#### Task requirements:
All of the material below is to be retyped exactly.

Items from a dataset
-----
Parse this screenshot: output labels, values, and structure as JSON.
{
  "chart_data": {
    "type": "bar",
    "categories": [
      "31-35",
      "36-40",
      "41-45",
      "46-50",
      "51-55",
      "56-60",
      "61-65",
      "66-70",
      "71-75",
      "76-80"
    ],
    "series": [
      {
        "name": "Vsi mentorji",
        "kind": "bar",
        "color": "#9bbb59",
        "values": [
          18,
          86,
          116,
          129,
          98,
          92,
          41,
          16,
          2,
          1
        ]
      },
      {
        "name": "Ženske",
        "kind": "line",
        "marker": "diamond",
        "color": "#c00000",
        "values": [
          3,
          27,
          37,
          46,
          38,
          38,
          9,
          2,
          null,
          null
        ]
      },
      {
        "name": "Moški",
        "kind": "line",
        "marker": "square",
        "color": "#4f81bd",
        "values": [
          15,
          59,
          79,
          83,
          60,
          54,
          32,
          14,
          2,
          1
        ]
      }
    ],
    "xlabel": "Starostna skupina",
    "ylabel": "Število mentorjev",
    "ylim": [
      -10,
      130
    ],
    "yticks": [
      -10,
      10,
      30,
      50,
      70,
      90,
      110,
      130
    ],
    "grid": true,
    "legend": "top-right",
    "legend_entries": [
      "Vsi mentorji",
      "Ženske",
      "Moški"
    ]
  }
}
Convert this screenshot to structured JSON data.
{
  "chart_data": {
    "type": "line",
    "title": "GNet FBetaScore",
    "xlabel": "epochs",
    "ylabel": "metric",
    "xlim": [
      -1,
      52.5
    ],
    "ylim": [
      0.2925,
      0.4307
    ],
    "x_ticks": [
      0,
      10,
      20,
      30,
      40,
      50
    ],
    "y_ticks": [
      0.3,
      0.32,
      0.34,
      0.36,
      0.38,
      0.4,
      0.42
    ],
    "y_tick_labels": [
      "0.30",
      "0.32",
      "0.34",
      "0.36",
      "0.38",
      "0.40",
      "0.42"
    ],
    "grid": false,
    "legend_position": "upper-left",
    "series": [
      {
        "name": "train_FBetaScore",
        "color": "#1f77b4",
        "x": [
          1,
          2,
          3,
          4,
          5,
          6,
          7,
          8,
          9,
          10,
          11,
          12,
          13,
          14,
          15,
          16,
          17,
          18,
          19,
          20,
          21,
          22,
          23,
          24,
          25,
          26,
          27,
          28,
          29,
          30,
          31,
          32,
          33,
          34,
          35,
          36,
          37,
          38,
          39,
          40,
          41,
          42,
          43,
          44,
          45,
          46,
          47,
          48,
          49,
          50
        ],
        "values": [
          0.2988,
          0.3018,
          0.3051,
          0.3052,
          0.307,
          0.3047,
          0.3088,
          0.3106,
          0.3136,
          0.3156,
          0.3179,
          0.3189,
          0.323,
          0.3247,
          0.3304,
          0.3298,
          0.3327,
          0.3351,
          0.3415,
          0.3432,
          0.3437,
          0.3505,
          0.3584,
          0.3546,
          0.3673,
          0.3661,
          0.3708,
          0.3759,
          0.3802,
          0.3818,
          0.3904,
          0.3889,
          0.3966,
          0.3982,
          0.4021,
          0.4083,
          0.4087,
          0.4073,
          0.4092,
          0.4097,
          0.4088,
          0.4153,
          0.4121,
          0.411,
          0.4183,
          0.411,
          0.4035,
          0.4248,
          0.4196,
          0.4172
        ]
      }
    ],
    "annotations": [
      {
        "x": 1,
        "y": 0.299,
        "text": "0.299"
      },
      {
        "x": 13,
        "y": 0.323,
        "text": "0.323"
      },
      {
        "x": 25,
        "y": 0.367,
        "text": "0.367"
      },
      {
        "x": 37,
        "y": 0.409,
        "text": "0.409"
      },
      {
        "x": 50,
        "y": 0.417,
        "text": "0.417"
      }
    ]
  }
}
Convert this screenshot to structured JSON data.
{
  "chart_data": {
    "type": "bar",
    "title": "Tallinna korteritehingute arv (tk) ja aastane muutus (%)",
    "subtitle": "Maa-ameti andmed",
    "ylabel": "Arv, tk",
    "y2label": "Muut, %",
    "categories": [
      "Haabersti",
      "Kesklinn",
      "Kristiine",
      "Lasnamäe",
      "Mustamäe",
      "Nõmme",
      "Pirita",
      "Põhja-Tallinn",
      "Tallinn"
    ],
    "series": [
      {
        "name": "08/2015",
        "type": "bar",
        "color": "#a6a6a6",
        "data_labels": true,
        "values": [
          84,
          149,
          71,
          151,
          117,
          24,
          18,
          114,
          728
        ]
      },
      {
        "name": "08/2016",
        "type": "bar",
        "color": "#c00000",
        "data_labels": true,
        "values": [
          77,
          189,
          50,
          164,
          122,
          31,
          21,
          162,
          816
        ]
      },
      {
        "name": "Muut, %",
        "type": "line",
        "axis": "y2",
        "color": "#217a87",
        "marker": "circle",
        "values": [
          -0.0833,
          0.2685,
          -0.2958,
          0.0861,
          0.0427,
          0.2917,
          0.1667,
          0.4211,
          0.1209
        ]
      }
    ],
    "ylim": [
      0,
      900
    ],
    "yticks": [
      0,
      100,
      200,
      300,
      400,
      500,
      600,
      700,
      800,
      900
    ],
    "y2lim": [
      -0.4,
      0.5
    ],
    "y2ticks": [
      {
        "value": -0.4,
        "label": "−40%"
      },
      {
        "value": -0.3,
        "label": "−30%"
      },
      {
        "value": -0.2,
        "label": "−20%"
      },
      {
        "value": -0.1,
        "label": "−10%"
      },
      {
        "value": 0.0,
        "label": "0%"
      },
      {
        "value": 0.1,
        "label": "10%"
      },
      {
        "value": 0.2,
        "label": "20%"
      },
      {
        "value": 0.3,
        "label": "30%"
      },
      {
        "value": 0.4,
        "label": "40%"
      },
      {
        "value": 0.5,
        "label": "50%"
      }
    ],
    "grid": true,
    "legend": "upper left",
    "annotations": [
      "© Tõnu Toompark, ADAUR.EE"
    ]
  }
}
-----
#### Written answer:
Parse this screenshot: output labels, values, and structure as JSON.
{
  "chart_data": {
    "type": "bar",
    "categories": [
      "31-35",
      "36-40",
      "41-45",
      "46-50",
      "51-55",
      "56-60",
      "61-65",
      "66-70",
      "71-75",
      "76-80"
    ],
    "series": [
      {
        "name": "Vsi mentorji",
        "kind": "bar",
        "color": "#9bbb59",
        "values": [
          18,
          86,
          116,
          129,
          98,
          92,
          41,
          16,
          2,
          1
        ]
      },
      {
        "name": "Ženske",
        "kind": "line",
        "marker": "diamond",
        "color": "#c00000",
        "values": [
          3,
          27,
          37,
          46,
          38,
          38,
          9,
          2,
          null,
          null
        ]
      },
      {
        "name": "Moški",
        "kind": "line",
        "marker": "square",
        "color": "#4f81bd",
        "values": [
          15,
          59,
          79,
          83,
          60,
          54,
          32,
          14,
          2,
          1
        ]
      }
    ],
    "xlabel": "Starostna skupina",
    "ylabel": "Število mentorjev",
    "ylim": [
      -10,
      130
    ],
    "yticks": [
      -10,
      10,
      30,
      50,
      70,
      90,
      110,
      130
    ],
    "grid": true,
    "legend": "top-right",
    "legend_entries": [
      "Vsi mentorji",
      "Ženske",
      "Moški"
    ]
  }
}
Convert this screenshot to structured JSON data.
{
  "chart_data": {
    "type": "line",
    "title": "GNet FBetaScore",
    "xlabel": "epochs",
    "ylabel": "metric",
    "xlim": [
      -1,
      52.5
    ],
    "ylim": [
      0.2925,
      0.4307
    ],
    "x_ticks": [
      0,
      10,
      20,
      30,
      40,
      50
    ],
    "y_ticks": [
      0.3,
      0.32,
      0.34,
      0.36,
      0.38,
      0.4,
      0.42
    ],
    "y_tick_labels": [
      "0.30",
      "0.32",
      "0.34",
      "0.36",
      "0.38",
      "0.40",
      "0.42"
    ],
    "grid": false,
    "legend_position": "upper-left",
    "series": [
      {
        "name": "train_FBetaScore",
        "color": "#1f77b4",
        "x": [
          1,
          2,
          3,
          4,
          5,
          6,
          7,
          8,
          9,
          10,
          11,
          12,
          13,
          14,
          15,
          16,
          17,
          18,
          19,
          20,
          21,
          22,
          23,
          24,
          25,
          26,
          27,
          28,
          29,
          30,
          31,
          32,
          33,
          34,
          35,
          36,
          37,
          38,
          39,
          40,
          41,
          42,
          43,
          44,
          45,
          46,
          47,
          48,
          49,
          50
        ],
        "values": [
          0.2988,
          0.3018,
          0.3051,
          0.3052,
          0.307,
          0.3047,
          0.3088,
          0.3106,
          0.3136,
          0.3156,
          0.3179,
          0.3189,
          0.323,
          0.3247,
          0.3304,
          0.3298,
          0.3327,
          0.3351,
          0.3415,
          0.3432,
          0.3437,
          0.3505,
          0.3584,
          0.3546,
          0.3673,
          0.3661,
          0.3708,
          0.3759,
          0.3802,
          0.3818,
          0.3904,
          0.3889,
          0.3966,
          0.3982,
          0.4021,
          0.4083,
          0.4087,
          0.4073,
          0.4092,
          0.4097,
          0.4088,
          0.4153,
          0.4121,
          0.411,
          0.4183,
          0.411,
          0.4035,
          0.4248,
          0.4196,
          0.4172
        ]
      }
    ],
    "annotations": [
      {
        "x": 1,
        "y": 0.299,
        "text": "0.299"
      },
      {
        "x": 13,
        "y": 0.323,
        "text": "0.323"
      },
      {
        "x": 25,
        "y": 0.367,
        "text": "0.367"
      },
      {
        "x": 37,
        "y": 0.409,
        "text": "0.409"
      },
      {
        "x": 50,
        "y": 0.417,
        "text": "0.417"
      }
    ]
  }
}
Convert this screenshot to structured JSON data.
{
  "chart_data": {
    "type": "bar",
    "title": "Tallinna korteritehingute arv (tk) ja aastane muutus (%)",
    "subtitle": "Maa-ameti andmed",
    "ylabel": "Arv, tk",
    "y2label": "Muut, %",
    "categories": [
      "Haabersti",
      "Kesklinn",
      "Kristiine",
      "Lasnamäe",
      "Mustamäe",
      "Nõmme",
      "Pirita",
      "Põhja-Tallinn",
      "Tallinn"
    ],
    "series": [
      {
        "name": "08/2015",
        "type": "bar",
        "color": "#a6a6a6",
        "data_labels": true,
        "values": [
          84,
          149,
          71,
          151,
          117,
          24,
          18,
          114,
          728
        ]
      },
      {
        "name": "08/2016",
        "type": "bar",
        "color": "#c00000",
        "data_labels": true,
        "values": [
          77,
          189,
          50,
          164,
          122,
          31,
          21,
          162,
          816
        ]
      },
      {
        "name": "Muut, %",
        "type": "line",
        "axis": "y2",
        "color": "#217a87",
        "marker": "circle",
        "values": [
          -0.0833,
          0.2685,
          -0.2958,
          0.0861,
          0.0427,
          0.2917,
          0.1667,
          0.4211,
          0.1209
        ]
      }
    ],
    "ylim": [
      0,
      900
    ],
    "yticks": [
      0,
      100,
      200,
      300,
      400,
      500,
      600,
      700,
      800,
      900
    ],
    "y2lim": [
      -0.4,
      0.5
    ],
    "y2ticks": [
      {
        "value": -0.4,
        "label": "−40%"
      },
      {
        "value": -0.3,
        "label": "−30%"
      },
      {
        "value": -0.2,
        "label": "−20%"
      },
      {
        "value": -0.1,
        "label": "−10%"
      },
      {
        "value": 0.0,
        "label": "0%"
      },
      {
        "value": 0.1,
        "label": "10%"
      },
      {
        "value": 0.2,
        "label": "20%"
      },
      {
        "value": 0.3,
        "label": "30%"
      },
      {
        "value": 0.4,
        "label": "40%"
      },
      {
        "value": 0.5,
        "label": "50%"
      }
    ],
    "grid": true,
    "legend": "upper left",
    "annotations": [
      "© Tõnu Toompark, ADAUR.EE"
    ]
  }
}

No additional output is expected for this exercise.